Collect every line below that contains the word "deficitu".

▸ **Supplied information**:
------------------------------------------------------------------------

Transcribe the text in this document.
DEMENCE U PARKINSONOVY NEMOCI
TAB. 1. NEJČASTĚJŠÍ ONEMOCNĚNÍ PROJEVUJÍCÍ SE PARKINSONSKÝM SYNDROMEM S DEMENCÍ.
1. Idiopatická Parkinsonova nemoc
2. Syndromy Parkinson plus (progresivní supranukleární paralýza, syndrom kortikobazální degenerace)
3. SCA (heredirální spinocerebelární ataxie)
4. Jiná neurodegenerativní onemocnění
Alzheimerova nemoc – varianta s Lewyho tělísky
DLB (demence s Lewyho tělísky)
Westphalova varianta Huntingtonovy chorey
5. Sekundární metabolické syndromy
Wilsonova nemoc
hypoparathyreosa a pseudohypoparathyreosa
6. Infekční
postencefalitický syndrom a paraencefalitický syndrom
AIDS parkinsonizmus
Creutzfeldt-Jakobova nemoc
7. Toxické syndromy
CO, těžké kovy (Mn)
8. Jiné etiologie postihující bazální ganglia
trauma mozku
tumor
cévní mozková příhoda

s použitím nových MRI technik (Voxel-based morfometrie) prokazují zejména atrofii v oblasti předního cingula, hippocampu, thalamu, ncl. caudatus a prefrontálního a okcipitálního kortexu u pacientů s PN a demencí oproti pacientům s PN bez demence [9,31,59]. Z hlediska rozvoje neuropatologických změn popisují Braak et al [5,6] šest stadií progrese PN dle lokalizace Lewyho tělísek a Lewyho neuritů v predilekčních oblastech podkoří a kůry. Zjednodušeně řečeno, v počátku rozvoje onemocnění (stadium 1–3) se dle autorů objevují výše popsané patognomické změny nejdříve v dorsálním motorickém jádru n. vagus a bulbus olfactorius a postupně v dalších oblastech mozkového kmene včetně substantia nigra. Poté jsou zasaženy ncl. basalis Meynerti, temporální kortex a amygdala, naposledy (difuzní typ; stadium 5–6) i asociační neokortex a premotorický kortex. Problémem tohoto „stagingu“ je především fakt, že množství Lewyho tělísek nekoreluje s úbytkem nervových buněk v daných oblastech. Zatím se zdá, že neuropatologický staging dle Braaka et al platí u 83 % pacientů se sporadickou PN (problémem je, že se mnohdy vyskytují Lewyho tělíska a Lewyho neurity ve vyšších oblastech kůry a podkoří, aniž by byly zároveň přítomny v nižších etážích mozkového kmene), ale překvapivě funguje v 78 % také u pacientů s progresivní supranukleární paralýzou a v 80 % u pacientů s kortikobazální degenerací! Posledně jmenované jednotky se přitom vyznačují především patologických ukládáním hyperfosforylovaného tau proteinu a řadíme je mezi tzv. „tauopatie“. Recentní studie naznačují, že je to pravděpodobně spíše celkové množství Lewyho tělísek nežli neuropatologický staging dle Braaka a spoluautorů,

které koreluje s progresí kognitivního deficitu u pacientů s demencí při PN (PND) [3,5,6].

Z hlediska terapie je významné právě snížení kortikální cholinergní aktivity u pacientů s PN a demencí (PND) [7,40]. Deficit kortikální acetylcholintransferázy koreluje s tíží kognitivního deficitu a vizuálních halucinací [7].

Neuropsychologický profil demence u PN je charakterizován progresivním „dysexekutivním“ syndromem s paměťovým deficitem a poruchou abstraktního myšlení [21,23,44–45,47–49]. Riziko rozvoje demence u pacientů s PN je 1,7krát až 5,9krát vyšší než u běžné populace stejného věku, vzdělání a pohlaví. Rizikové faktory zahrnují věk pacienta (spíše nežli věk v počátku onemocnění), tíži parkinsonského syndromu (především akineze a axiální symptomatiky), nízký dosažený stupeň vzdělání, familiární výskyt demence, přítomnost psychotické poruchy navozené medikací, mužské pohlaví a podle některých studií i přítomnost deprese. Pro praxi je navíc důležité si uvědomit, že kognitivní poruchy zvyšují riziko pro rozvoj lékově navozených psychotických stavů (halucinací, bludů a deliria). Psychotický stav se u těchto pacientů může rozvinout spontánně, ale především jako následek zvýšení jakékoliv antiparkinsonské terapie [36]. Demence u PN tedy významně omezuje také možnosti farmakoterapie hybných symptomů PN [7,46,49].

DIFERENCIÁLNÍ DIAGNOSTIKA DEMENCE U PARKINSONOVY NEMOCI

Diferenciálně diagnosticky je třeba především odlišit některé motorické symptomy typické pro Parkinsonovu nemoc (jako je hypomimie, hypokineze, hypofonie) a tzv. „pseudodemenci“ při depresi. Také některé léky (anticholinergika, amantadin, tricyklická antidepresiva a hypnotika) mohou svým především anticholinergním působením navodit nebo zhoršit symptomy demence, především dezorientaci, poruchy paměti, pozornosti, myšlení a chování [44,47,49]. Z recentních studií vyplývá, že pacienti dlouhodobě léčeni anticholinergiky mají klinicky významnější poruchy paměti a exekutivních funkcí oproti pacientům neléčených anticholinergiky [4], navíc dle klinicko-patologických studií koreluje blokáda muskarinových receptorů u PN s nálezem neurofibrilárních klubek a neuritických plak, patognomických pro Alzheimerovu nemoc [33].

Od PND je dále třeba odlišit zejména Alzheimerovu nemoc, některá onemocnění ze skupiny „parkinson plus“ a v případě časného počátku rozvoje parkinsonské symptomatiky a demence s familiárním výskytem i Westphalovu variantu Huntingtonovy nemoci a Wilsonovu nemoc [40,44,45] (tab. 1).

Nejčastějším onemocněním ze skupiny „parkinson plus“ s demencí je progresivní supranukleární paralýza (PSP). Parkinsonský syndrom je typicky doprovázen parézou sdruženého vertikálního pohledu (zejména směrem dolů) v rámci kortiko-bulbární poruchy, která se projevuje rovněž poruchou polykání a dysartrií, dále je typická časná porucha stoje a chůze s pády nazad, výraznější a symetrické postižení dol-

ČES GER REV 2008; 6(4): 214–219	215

------------------------------------------------------------------------

▸ **Response for this exercise**:
které koreluje s progresí kognitivního deficitu u pacientů s demencí při PN (PND) [3,5,6].
Z hlediska terapie je významné právě snížení kortikální cholinergní aktivity u pacientů s PN a demencí (PND) [7,40]. Deficit kortikální acetylcholintransferázy koreluje s tíží kognitivního deficitu a vizuálních halucinací [7].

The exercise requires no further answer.